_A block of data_
▽
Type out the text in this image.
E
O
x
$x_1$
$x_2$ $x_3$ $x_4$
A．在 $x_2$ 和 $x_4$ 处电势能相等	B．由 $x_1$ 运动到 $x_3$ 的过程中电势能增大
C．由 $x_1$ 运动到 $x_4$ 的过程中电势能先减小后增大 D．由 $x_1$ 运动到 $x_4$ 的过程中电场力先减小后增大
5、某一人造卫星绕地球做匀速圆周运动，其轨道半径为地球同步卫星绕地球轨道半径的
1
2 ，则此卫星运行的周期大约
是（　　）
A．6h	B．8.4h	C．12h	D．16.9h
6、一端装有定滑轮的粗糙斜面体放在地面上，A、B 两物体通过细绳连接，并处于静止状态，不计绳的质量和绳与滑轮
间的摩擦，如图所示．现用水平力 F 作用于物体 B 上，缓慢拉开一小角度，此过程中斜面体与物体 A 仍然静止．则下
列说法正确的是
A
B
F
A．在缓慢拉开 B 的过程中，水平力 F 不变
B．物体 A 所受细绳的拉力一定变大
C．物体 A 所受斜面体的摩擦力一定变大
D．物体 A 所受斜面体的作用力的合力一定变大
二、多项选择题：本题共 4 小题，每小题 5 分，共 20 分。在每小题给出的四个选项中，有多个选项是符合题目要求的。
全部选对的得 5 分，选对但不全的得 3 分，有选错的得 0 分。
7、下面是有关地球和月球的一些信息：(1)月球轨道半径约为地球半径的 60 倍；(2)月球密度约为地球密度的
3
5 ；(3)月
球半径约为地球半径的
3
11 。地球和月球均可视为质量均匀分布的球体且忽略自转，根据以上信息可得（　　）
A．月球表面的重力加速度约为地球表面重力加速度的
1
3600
△
_Stated exercise_
Repeat every entry exactly, please.

_Solution to this problem_
Type out the text in this image.
E
O
x
$x_1$
$x_2$ $x_3$ $x_4$
A．在 $x_2$ 和 $x_4$ 处电势能相等	B．由 $x_1$ 运动到 $x_3$ 的过程中电势能增大
C．由 $x_1$ 运动到 $x_4$ 的过程中电势能先减小后增大 D．由 $x_1$ 运动到 $x_4$ 的过程中电场力先减小后增大
5、某一人造卫星绕地球做匀速圆周运动，其轨道半径为地球同步卫星绕地球轨道半径的
1
2 ，则此卫星运行的周期大约
是（　　）
A．6h	B．8.4h	C．12h	D．16.9h
6、一端装有定滑轮的粗糙斜面体放在地面上，A、B 两物体通过细绳连接，并处于静止状态，不计绳的质量和绳与滑轮
间的摩擦，如图所示．现用水平力 F 作用于物体 B 上，缓慢拉开一小角度，此过程中斜面体与物体 A 仍然静止．则下
列说法正确的是
A
B
F
A．在缓慢拉开 B 的过程中，水平力 F 不变
B．物体 A 所受细绳的拉力一定变大
C．物体 A 所受斜面体的摩擦力一定变大
D．物体 A 所受斜面体的作用力的合力一定变大
二、多项选择题：本题共 4 小题，每小题 5 分，共 20 分。在每小题给出的四个选项中，有多个选项是符合题目要求的。
全部选对的得 5 分，选对但不全的得 3 分，有选错的得 0 分。
7、下面是有关地球和月球的一些信息：(1)月球轨道半径约为地球半径的 60 倍；(2)月球密度约为地球密度的
3
5 ；(3)月
球半径约为地球半径的
3
11 。地球和月球均可视为质量均匀分布的球体且忽略自转，根据以上信息可得（　　）
A．月球表面的重力加速度约为地球表面重力加速度的
1
3600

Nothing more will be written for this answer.